◆ Records:

========

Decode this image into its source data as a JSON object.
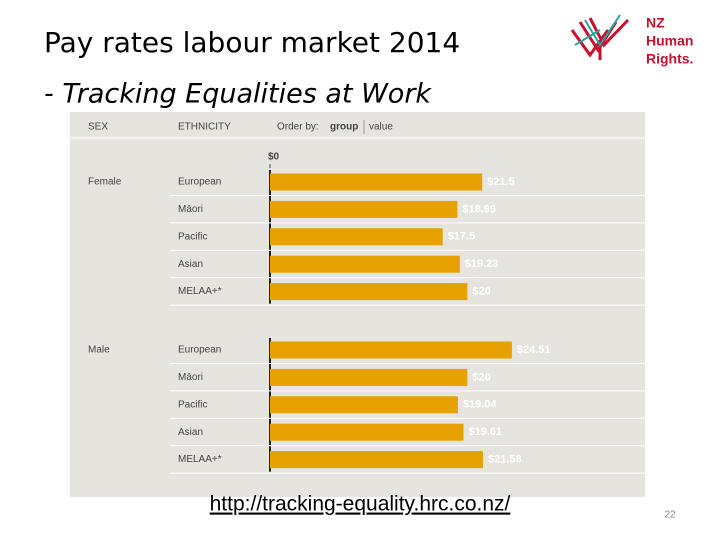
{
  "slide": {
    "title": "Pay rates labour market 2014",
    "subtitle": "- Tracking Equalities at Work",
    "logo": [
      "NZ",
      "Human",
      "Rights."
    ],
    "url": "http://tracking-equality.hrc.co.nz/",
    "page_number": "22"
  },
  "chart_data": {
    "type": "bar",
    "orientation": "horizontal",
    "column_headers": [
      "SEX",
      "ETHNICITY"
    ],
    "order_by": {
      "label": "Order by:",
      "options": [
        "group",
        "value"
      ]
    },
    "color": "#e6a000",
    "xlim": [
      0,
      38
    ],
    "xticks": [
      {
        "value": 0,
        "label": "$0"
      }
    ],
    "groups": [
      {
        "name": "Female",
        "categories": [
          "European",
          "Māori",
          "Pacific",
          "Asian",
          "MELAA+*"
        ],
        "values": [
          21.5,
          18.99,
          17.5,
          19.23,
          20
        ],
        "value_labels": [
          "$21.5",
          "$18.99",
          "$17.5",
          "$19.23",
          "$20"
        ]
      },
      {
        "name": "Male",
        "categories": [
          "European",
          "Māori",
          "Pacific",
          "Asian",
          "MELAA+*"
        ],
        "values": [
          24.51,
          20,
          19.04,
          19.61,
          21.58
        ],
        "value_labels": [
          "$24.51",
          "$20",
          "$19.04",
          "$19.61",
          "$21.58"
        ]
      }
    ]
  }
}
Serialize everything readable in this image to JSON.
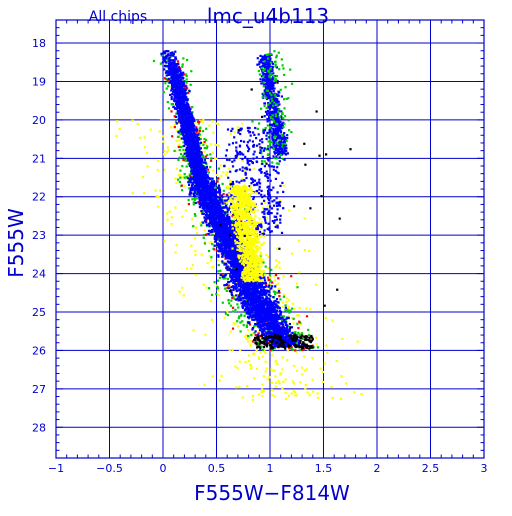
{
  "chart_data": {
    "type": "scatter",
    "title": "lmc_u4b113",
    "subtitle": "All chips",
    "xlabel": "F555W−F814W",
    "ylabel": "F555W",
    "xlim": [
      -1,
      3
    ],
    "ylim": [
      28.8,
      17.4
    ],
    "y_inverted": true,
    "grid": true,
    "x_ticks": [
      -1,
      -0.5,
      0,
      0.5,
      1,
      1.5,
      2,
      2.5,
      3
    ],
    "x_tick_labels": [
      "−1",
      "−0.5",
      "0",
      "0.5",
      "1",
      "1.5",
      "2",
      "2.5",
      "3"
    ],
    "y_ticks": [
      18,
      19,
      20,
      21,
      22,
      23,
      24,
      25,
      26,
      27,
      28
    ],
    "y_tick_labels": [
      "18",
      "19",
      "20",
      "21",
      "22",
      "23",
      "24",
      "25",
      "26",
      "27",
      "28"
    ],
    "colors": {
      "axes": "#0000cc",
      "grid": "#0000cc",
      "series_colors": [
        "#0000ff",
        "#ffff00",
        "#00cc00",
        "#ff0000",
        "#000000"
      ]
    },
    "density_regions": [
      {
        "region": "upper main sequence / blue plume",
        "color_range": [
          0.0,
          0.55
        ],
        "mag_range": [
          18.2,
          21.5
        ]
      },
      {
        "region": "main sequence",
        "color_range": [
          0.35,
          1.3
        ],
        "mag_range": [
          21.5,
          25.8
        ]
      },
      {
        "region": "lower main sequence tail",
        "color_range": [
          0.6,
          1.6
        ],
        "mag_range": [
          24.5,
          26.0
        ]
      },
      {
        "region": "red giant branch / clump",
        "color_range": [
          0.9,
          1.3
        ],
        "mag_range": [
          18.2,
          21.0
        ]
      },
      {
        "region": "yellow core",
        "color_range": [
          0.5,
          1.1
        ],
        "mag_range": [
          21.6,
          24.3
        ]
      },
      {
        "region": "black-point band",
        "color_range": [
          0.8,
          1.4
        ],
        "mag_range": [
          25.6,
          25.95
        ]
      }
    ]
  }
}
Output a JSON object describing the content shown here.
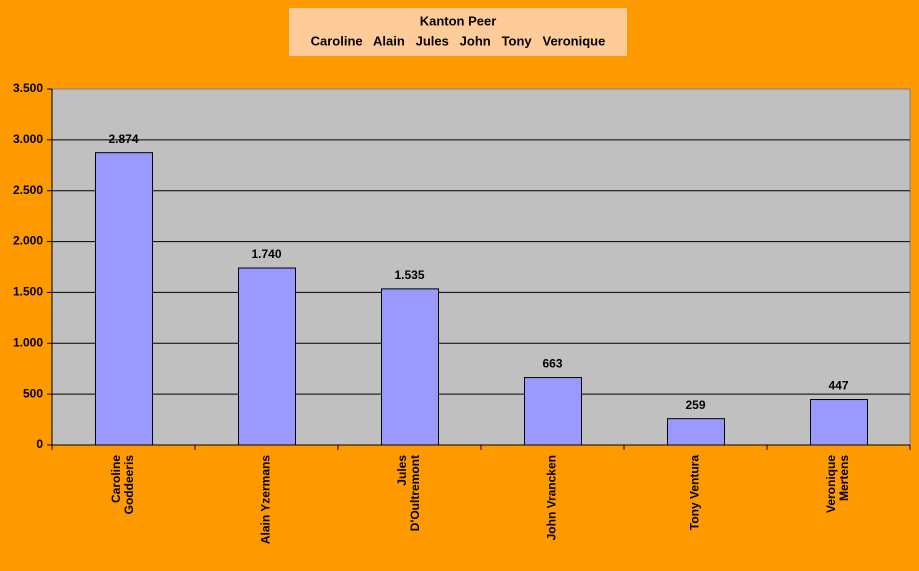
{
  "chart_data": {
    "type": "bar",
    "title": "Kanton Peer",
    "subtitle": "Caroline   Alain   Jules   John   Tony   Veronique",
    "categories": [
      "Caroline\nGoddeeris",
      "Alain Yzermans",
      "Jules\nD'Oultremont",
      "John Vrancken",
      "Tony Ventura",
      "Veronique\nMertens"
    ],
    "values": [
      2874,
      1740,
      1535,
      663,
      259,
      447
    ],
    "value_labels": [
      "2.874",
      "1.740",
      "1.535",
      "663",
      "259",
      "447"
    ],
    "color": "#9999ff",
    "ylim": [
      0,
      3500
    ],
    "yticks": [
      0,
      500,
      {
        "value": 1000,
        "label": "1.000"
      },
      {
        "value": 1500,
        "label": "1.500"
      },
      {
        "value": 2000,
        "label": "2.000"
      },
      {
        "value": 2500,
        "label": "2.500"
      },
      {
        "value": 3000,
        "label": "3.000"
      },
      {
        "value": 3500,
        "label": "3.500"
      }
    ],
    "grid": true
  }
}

========

◆ Exercise objective:
Omit every picture while copying the listing above exactly.

◆ Task answer:
Decode this image into its source data as a JSON object.
{
  "slide": {
    "title": "Pay rates labour market 2014",
    "subtitle": "- Tracking Equalities at Work",
    "logo": [
      "NZ",
      "Human",
      "Rights."
    ],
    "url": "http://tracking-equality.hrc.co.nz/",
    "page_number": "22"
  },
  "chart_data": {
    "type": "bar",
    "orientation": "horizontal",
    "column_headers": [
      "SEX",
      "ETHNICITY"
    ],
    "order_by": {
      "label": "Order by:",
      "options": [
        "group",
        "value"
      ]
    },
    "color": "#e6a000",
    "xlim": [
      0,
      38
    ],
    "xticks": [
      {
        "value": 0,
        "label": "$0"
      }
    ],
    "groups": [
      {
        "name": "Female",
        "categories": [
          "European",
          "Māori",
          "Pacific",
          "Asian",
          "MELAA+*"
        ],
        "values": [
          21.5,
          18.99,
          17.5,
          19.23,
          20
        ],
        "value_labels": [
          "$21.5",
          "$18.99",
          "$17.5",
          "$19.23",
          "$20"
        ]
      },
      {
        "name": "Male",
        "categories": [
          "European",
          "Māori",
          "Pacific",
          "Asian",
          "MELAA+*"
        ],
        "values": [
          24.51,
          20,
          19.04,
          19.61,
          21.58
        ],
        "value_labels": [
          "$24.51",
          "$20",
          "$19.04",
          "$19.61",
          "$21.58"
        ]
      }
    ]
  }
}
Serialize everything readable in this image to JSON.
{
  "chart_data": {
    "type": "scatter",
    "title": "lmc_u4b113",
    "subtitle": "All chips",
    "xlabel": "F555W−F814W",
    "ylabel": "F555W",
    "xlim": [
      -1,
      3
    ],
    "ylim": [
      28.8,
      17.4
    ],
    "y_inverted": true,
    "grid": true,
    "x_ticks": [
      -1,
      -0.5,
      0,
      0.5,
      1,
      1.5,
      2,
      2.5,
      3
    ],
    "x_tick_labels": [
      "−1",
      "−0.5",
      "0",
      "0.5",
      "1",
      "1.5",
      "2",
      "2.5",
      "3"
    ],
    "y_ticks": [
      18,
      19,
      20,
      21,
      22,
      23,
      24,
      25,
      26,
      27,
      28
    ],
    "y_tick_labels": [
      "18",
      "19",
      "20",
      "21",
      "22",
      "23",
      "24",
      "25",
      "26",
      "27",
      "28"
    ],
    "colors": {
      "axes": "#0000cc",
      "grid": "#0000cc",
      "series_colors": [
        "#0000ff",
        "#ffff00",
        "#00cc00",
        "#ff0000",
        "#000000"
      ]
    },
    "density_regions": [
      {
        "region": "upper main sequence / blue plume",
        "color_range": [
          0.0,
          0.55
        ],
        "mag_range": [
          18.2,
          21.5
        ]
      },
      {
        "region": "main sequence",
        "color_range": [
          0.35,
          1.3
        ],
        "mag_range": [
          21.5,
          25.8
        ]
      },
      {
        "region": "lower main sequence tail",
        "color_range": [
          0.6,
          1.6
        ],
        "mag_range": [
          24.5,
          26.0
        ]
      },
      {
        "region": "red giant branch / clump",
        "color_range": [
          0.9,
          1.3
        ],
        "mag_range": [
          18.2,
          21.0
        ]
      },
      {
        "region": "yellow core",
        "color_range": [
          0.5,
          1.1
        ],
        "mag_range": [
          21.6,
          24.3
        ]
      },
      {
        "region": "black-point band",
        "color_range": [
          0.8,
          1.4
        ],
        "mag_range": [
          25.6,
          25.95
        ]
      }
    ]
  }
}
Output a JSON object describing the content shown here.
{
  "chart_data": {
    "type": "bar",
    "title": "Kanton Peer",
    "subtitle": "Caroline   Alain   Jules   John   Tony   Veronique",
    "categories": [
      "Caroline\nGoddeeris",
      "Alain Yzermans",
      "Jules\nD'Oultremont",
      "John Vrancken",
      "Tony Ventura",
      "Veronique\nMertens"
    ],
    "values": [
      2874,
      1740,
      1535,
      663,
      259,
      447
    ],
    "value_labels": [
      "2.874",
      "1.740",
      "1.535",
      "663",
      "259",
      "447"
    ],
    "color": "#9999ff",
    "ylim": [
      0,
      3500
    ],
    "yticks": [
      0,
      500,
      {
        "value": 1000,
        "label": "1.000"
      },
      {
        "value": 1500,
        "label": "1.500"
      },
      {
        "value": 2000,
        "label": "2.000"
      },
      {
        "value": 2500,
        "label": "2.500"
      },
      {
        "value": 3000,
        "label": "3.000"
      },
      {
        "value": 3500,
        "label": "3.500"
      }
    ],
    "grid": true
  }
}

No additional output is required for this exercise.